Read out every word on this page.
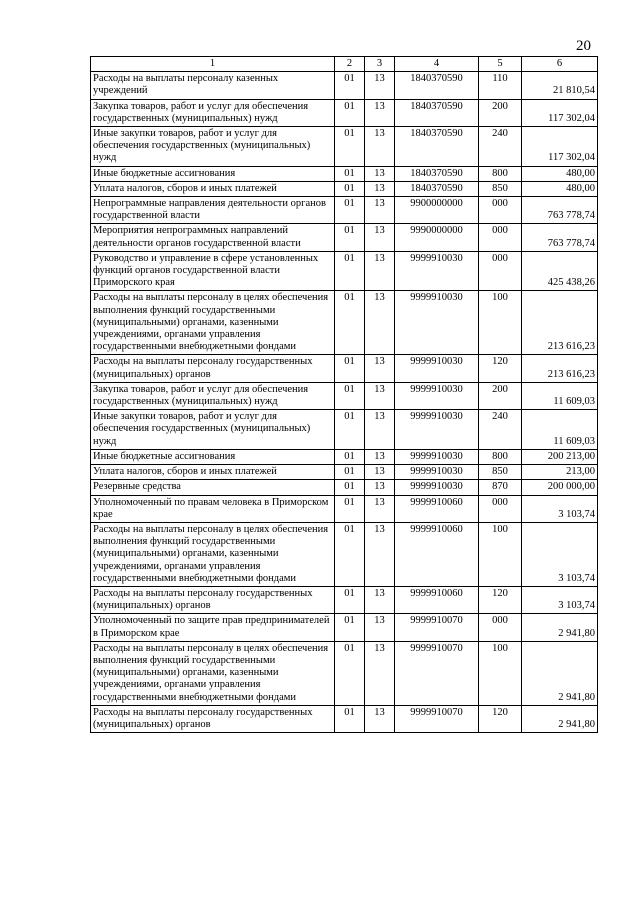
20
1	2	3	4	5	6
Расходы на выплаты персоналу казенных учреждений	01	13	1840370590	110	21 810,54
Закупка товаров, работ и услуг для обеспечения государственных (муниципальных) нужд	01	13	1840370590	200	117 302,04
Иные закупки товаров, работ и услуг для обеспечения государственных (муниципальных) нужд	01	13	1840370590	240	117 302,04
Иные бюджетные ассигнования	01	13	1840370590	800	480,00
Уплата налогов, сборов и иных платежей	01	13	1840370590	850	480,00
Непрограммные направления деятельности органов государственной власти	01	13	9900000000	000	763 778,74
Мероприятия непрограммных направлений деятельности органов государственной власти	01	13	9990000000	000	763 778,74
Руководство и управление в сфере установленных функций органов государственной власти Приморского края	01	13	9999910030	000	425 438,26
Расходы на выплаты персоналу в целях обеспечения выполнения функций государственными (муниципальными) органами, казенными учреждениями, органами управления государственными внебюджетными фондами	01	13	9999910030	100	213 616,23
Расходы на выплаты персоналу государственных (муниципальных) органов	01	13	9999910030	120	213 616,23
Закупка товаров, работ и услуг для обеспечения государственных (муниципальных) нужд	01	13	9999910030	200	11 609,03
Иные закупки товаров, работ и услуг для обеспечения государственных (муниципальных) нужд	01	13	9999910030	240	11 609,03
Иные бюджетные ассигнования	01	13	9999910030	800	200 213,00
Уплата налогов, сборов и иных платежей	01	13	9999910030	850	213,00
Резервные средства	01	13	9999910030	870	200 000,00
Уполномоченный по правам человека в Приморском крае	01	13	9999910060	000	3 103,74
Расходы на выплаты персоналу в целях обеспечения выполнения функций государственными (муниципальными) органами, казенными учреждениями, органами управления государственными внебюджетными фондами	01	13	9999910060	100	3 103,74
Расходы на выплаты персоналу государственных (муниципальных) органов	01	13	9999910060	120	3 103,74
Уполномоченный по защите прав предпринимателей в Приморском крае	01	13	9999910070	000	2 941,80
Расходы на выплаты персоналу в целях обеспечения выполнения функций государственными (муниципальными) органами, казенными учреждениями, органами управления государственными внебюджетными фондами	01	13	9999910070	100	2 941,80
Расходы на выплаты персоналу государственных (муниципальных) органов	01	13	9999910070	120	2 941,80
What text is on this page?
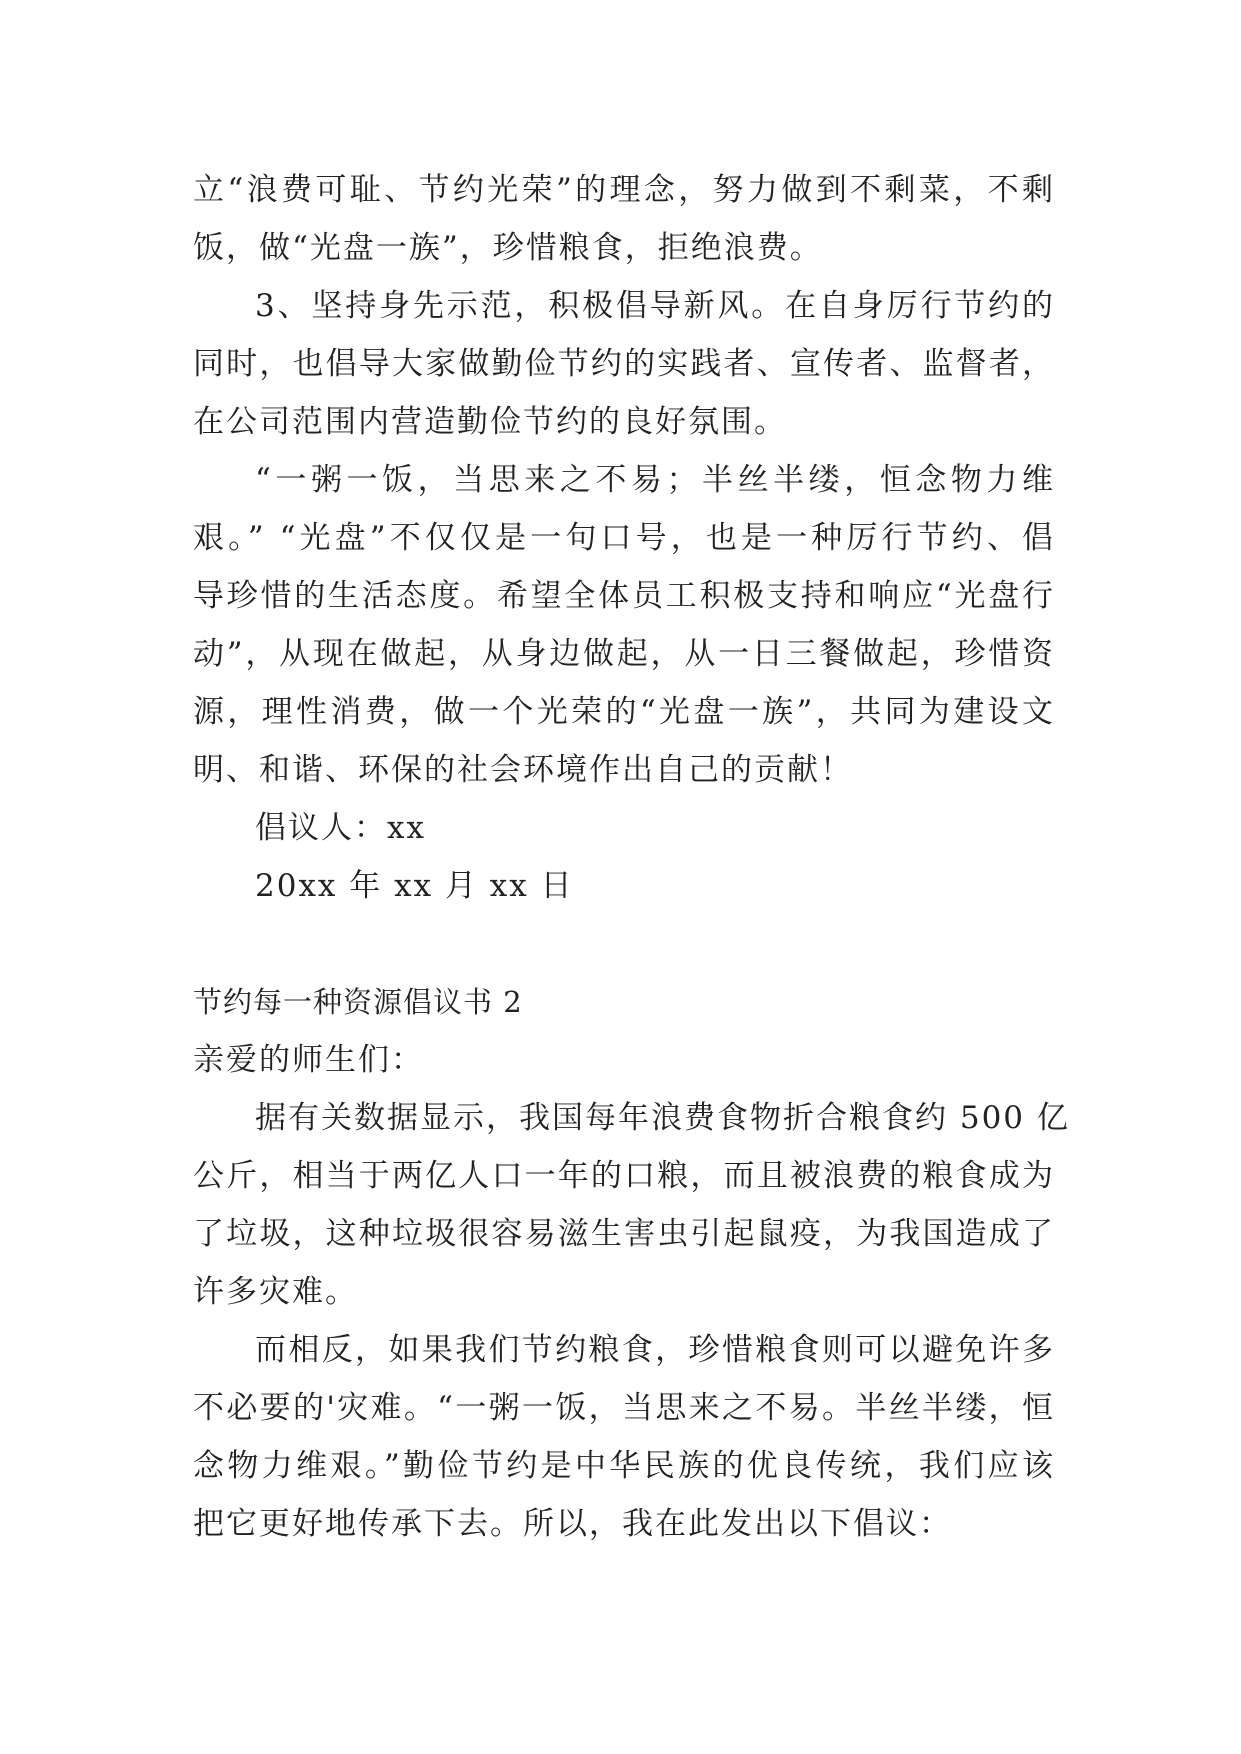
立“浪费可耻、节约光荣”的理念，努力做到不剩菜，不剩
饭，做“光盘一族”，珍惜粮食，拒绝浪费。
3、坚持身先示范，积极倡导新风。在自身厉行节约的
同时，也倡导大家做勤俭节约的实践者、宣传者、监督者，
在公司范围内营造勤俭节约的良好氛围。
“一粥一饭，当思来之不易；半丝半缕，恒念物力维
艰。” “光盘”不仅仅是一句口号，也是一种厉行节约、倡
导珍惜的生活态度。希望全体员工积极支持和响应“光盘行
动”，从现在做起，从身边做起，从一日三餐做起，珍惜资
源，理性消费，做一个光荣的“光盘一族”，共同为建设文
明、和谐、环保的社会环境作出自己的贡献！
倡议人：xx
20xx 年 xx 月 xx 日
节约每一种资源倡议书 2
亲爱的师生们：
据有关数据显示，我国每年浪费食物折合粮食约 500 亿
公斤，相当于两亿人口一年的口粮，而且被浪费的粮食成为
了垃圾，这种垃圾很容易滋生害虫引起鼠疫，为我国造成了
许多灾难。
而相反，如果我们节约粮食，珍惜粮食则可以避免许多
不必要的'灾难。“一粥一饭，当思来之不易。半丝半缕，恒
念物力维艰。”勤俭节约是中华民族的优良传统，我们应该
把它更好地传承下去。所以，我在此发出以下倡议：
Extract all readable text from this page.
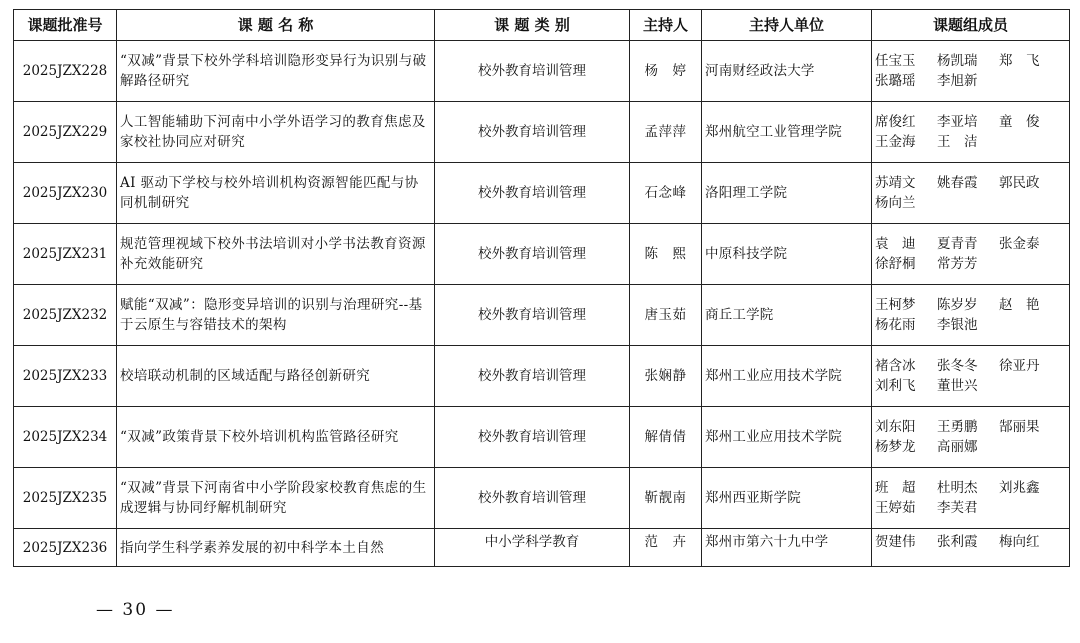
课题批准号	课 题 名 称	课 题 类 别	主持人	主持人单位	课题组成员
2025JZX228	“双减”背景下校外学科培训隐形变异行为识别与破解路径研究	校外教育培训管理	杨　婷	河南财经政法大学	任宝玉 杨凯瑞 郑　飞
张璐瑶 李旭新

2025JZX229	人工智能辅助下河南中小学外语学习的教育焦虑及家校社协同应对研究	校外教育培训管理	孟萍萍	郑州航空工业管理学院	席俊红 李亚培 童　俊
王金海 王　洁

2025JZX230	AI 驱动下学校与校外培训机构资源智能匹配与协同机制研究	校外教育培训管理	石念峰	洛阳理工学院	苏靖文 姚春霞 郭民政
杨向兰

2025JZX231	规范管理视域下校外书法培训对小学书法教育资源补充效能研究	校外教育培训管理	陈　熙	中原科技学院	袁　迪 夏青青 张金泰
徐舒桐 常芳芳

2025JZX232	赋能“双减”：隐形变异培训的识别与治理研究--基于云原生与容错技术的架构	校外教育培训管理	唐玉茹	商丘工学院	王柯梦 陈岁岁 赵　艳
杨花雨 李银池

2025JZX233	校培联动机制的区域适配与路径创新研究	校外教育培训管理	张娴静	郑州工业应用技术学院	褚含冰 张冬冬 徐亚丹
刘利飞 董世兴

2025JZX234	“双减”政策背景下校外培训机构监管路径研究	校外教育培训管理	解倩倩	郑州工业应用技术学院	刘东阳 王勇鹏 郜丽果
杨梦龙 高丽娜

2025JZX235	“双减”背景下河南省中小学阶段家校教育焦虑的生成逻辑与协同纾解机制研究	校外教育培训管理	靳靓南	郑州西亚斯学院	班　超 杜明杰 刘兆鑫
王婷茹 李芙君

2025JZX236	指向学生科学素养发展的初中科学本土自然	中小学科学教育	范　卉	郑州市第六十九中学	贺建伟 张利霞 梅向红
— 30 —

Do this →
Search the preceding listing for "функций" and extract every line where it is found.

Finished task →
Руководство и управление в сфере установленных функций органов государственной власти Приморского края	01	13	9999910030	000	425 438,26
Расходы на выплаты персоналу в целях обеспечения выполнения функций государственными (муниципальными) органами, казенными учреждениями, органами управления государственными внебюджетными фондами	01	13	9999910030	100	213 616,23
Расходы на выплаты персоналу в целях обеспечения выполнения функций государственными (муниципальными) органами, казенными учреждениями, органами управления государственными внебюджетными фондами	01	13	9999910060	100	3 103,74
Расходы на выплаты персоналу в целях обеспечения выполнения функций государственными (муниципальными) органами, казенными учреждениями, органами управления государственными внебюджетными фондами	01	13	9999910070	100	2 941,80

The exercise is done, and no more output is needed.